What is needed: Search the material below for the word "مستندات". Copy every line that has it.

■ ■ ■ ■ ■

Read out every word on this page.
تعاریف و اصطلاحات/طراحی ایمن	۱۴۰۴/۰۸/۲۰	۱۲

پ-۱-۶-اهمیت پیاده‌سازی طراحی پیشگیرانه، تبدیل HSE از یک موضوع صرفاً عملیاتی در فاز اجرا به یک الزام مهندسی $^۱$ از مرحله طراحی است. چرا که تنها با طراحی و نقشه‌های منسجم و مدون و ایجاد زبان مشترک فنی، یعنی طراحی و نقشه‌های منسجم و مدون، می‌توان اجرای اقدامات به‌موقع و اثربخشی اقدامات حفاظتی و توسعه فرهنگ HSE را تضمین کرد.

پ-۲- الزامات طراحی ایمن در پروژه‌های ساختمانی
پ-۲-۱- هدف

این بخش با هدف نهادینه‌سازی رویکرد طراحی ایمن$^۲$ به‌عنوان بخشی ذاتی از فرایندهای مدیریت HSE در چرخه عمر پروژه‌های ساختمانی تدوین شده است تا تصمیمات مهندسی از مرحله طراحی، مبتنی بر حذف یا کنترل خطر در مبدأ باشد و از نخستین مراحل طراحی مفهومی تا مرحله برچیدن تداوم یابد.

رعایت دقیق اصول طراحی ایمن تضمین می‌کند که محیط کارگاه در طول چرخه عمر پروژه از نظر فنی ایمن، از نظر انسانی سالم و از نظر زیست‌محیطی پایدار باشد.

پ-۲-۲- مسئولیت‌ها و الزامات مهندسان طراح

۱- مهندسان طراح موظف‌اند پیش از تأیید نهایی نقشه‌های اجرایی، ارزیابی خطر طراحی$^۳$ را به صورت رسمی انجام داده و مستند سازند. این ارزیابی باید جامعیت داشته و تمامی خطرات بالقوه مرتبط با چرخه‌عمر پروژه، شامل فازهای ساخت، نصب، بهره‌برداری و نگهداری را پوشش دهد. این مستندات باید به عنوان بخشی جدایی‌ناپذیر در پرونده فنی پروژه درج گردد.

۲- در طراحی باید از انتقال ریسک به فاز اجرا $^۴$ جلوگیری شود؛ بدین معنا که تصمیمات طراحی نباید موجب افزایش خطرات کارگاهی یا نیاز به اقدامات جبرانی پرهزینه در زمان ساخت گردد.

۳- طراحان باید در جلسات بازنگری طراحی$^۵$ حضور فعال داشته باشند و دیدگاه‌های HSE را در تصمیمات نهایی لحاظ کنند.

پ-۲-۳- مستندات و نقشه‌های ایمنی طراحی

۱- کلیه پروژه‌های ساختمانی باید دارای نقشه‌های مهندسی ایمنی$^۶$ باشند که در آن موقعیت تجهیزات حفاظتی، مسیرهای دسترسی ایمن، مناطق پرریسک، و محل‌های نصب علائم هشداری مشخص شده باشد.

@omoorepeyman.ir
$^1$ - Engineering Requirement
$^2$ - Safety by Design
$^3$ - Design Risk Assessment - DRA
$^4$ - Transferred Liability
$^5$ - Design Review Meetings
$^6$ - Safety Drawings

■ ■ ■ ■ ■

Response to the exercise:
۱- مهندسان طراح موظف‌اند پیش از تأیید نهایی نقشه‌های اجرایی، ارزیابی خطر طراحی$^۳$ را به صورت رسمی انجام داده و مستند سازند. این ارزیابی باید جامعیت داشته و تمامی خطرات بالقوه مرتبط با چرخه‌عمر پروژه، شامل فازهای ساخت، نصب، بهره‌برداری و نگهداری را پوشش دهد. این مستندات باید به عنوان بخشی جدایی‌ناپذیر در پرونده فنی پروژه درج گردد.
پ-۲-۳- مستندات و نقشه‌های ایمنی طراحی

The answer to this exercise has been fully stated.